**** Information provided

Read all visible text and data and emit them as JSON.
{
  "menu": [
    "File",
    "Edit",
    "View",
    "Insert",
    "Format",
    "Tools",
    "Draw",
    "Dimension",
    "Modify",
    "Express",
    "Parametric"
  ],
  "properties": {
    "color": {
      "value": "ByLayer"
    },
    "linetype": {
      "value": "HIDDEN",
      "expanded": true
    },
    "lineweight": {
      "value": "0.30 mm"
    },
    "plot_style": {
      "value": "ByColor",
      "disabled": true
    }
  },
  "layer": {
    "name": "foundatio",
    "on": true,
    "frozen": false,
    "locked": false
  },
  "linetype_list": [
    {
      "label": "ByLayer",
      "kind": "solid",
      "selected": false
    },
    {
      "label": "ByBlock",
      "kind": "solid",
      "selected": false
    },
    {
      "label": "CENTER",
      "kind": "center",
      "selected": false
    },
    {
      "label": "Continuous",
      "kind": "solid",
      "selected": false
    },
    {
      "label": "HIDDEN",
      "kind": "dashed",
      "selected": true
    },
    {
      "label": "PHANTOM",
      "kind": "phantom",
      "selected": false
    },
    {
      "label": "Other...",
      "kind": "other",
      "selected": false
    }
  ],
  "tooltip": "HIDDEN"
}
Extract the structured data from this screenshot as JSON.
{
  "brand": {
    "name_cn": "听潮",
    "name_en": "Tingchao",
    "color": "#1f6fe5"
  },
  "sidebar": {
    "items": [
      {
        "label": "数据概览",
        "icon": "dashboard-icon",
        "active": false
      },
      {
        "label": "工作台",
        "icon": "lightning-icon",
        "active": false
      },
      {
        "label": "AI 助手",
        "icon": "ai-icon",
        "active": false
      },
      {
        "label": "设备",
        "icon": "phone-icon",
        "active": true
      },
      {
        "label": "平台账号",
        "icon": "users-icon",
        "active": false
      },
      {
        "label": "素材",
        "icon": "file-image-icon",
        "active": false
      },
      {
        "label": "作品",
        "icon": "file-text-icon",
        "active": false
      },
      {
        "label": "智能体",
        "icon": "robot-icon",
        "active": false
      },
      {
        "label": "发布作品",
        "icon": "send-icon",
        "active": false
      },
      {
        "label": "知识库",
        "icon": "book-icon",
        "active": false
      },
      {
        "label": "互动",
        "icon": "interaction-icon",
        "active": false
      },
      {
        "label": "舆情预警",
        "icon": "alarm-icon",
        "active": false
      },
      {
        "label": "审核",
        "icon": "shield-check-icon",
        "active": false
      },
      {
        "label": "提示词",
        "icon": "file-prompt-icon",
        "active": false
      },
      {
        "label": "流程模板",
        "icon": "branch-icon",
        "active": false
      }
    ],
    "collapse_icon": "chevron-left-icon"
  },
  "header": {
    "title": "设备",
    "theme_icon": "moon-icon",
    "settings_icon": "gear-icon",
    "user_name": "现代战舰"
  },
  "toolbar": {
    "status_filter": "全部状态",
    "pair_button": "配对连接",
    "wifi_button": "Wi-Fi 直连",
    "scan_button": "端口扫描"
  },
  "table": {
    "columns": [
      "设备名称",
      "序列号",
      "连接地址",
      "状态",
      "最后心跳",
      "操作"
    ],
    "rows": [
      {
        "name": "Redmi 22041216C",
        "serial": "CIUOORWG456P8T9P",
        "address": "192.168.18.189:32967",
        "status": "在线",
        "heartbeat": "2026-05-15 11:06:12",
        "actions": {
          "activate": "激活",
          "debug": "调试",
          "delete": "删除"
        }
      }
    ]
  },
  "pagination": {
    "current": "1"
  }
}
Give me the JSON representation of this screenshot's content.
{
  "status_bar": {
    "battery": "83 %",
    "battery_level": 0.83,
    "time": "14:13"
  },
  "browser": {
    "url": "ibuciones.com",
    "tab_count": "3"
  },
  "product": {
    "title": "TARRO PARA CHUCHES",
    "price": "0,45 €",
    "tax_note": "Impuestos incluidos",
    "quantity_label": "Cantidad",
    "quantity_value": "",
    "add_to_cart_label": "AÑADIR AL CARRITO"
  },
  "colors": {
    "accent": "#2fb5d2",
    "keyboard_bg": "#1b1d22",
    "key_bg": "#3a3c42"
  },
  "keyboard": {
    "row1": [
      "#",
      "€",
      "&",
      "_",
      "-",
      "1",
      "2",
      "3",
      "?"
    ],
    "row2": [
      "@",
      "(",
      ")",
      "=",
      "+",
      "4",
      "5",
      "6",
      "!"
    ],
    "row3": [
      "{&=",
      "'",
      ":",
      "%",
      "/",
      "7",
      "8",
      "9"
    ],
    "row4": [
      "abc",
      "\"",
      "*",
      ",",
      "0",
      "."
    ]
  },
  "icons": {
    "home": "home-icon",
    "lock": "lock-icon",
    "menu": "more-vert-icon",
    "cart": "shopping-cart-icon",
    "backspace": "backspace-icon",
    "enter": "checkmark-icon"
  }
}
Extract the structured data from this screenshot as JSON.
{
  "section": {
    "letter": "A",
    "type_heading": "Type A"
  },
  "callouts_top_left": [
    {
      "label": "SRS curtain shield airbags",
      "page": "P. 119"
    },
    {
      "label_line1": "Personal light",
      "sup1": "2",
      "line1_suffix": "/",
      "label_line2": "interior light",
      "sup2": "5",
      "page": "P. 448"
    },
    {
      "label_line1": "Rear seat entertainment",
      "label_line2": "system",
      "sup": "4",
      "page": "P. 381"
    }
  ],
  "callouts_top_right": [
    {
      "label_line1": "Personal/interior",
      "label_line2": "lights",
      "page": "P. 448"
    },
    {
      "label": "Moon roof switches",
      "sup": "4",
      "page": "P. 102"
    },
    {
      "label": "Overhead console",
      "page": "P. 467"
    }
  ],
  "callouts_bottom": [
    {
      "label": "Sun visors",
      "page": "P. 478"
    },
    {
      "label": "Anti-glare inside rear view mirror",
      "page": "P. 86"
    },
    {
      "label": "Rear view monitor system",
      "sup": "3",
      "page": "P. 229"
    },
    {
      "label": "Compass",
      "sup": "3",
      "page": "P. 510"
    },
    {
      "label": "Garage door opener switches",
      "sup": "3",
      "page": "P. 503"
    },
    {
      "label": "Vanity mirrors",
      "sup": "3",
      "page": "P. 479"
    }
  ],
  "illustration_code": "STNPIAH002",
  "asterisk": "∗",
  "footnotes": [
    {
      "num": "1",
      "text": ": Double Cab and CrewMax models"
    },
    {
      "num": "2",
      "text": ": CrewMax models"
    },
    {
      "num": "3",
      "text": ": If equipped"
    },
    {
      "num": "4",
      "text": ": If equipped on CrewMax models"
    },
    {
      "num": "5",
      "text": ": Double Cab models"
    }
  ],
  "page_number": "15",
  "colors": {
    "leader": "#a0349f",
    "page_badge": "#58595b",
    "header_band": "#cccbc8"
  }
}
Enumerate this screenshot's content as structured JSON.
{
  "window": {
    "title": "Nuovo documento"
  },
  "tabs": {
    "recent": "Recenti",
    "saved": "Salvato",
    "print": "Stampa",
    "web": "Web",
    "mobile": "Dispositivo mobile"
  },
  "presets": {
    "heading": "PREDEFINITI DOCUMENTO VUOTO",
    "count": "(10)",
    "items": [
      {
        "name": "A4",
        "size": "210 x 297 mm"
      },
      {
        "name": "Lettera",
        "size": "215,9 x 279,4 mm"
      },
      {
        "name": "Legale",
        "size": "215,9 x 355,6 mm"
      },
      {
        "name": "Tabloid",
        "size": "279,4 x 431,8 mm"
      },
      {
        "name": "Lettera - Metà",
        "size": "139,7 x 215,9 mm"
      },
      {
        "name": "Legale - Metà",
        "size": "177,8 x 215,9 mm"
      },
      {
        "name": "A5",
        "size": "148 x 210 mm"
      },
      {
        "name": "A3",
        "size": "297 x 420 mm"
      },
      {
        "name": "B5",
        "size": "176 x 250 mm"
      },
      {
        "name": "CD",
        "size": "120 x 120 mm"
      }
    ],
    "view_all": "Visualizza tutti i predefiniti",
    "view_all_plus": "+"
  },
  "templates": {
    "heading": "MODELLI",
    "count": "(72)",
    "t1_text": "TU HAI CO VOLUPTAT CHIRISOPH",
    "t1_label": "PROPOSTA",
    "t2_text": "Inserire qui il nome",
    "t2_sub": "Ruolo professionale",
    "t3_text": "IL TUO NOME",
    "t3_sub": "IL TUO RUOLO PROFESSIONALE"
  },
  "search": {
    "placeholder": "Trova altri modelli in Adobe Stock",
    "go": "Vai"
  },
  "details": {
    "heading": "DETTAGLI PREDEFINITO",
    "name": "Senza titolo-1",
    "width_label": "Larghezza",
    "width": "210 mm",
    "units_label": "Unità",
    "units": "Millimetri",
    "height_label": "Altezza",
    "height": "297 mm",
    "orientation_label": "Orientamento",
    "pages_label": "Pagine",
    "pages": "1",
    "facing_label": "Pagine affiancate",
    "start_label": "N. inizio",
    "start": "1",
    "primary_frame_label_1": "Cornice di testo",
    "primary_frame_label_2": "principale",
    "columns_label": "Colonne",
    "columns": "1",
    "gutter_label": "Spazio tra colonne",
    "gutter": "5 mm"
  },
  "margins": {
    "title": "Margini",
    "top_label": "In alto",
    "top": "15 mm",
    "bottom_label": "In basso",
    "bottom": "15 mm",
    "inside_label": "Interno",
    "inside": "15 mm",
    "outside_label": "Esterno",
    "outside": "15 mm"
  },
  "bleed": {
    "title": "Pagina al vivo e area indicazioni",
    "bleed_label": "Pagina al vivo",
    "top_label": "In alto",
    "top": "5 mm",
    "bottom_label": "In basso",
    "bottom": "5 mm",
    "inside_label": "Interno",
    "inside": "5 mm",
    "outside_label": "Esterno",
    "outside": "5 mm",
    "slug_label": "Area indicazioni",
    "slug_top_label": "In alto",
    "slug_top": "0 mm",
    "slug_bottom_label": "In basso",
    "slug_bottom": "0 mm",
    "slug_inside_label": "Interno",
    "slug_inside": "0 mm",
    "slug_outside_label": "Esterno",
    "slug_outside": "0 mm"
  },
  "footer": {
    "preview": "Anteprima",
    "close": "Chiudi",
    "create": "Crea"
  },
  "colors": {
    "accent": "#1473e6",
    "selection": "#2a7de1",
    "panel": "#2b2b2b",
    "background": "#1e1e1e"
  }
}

********

#### Set exercise:
Find each line with the string "shield" and copy it out.

#### Complete answer:
        "icon": "shield-check-icon",
      "label": "SRS curtain shield airbags",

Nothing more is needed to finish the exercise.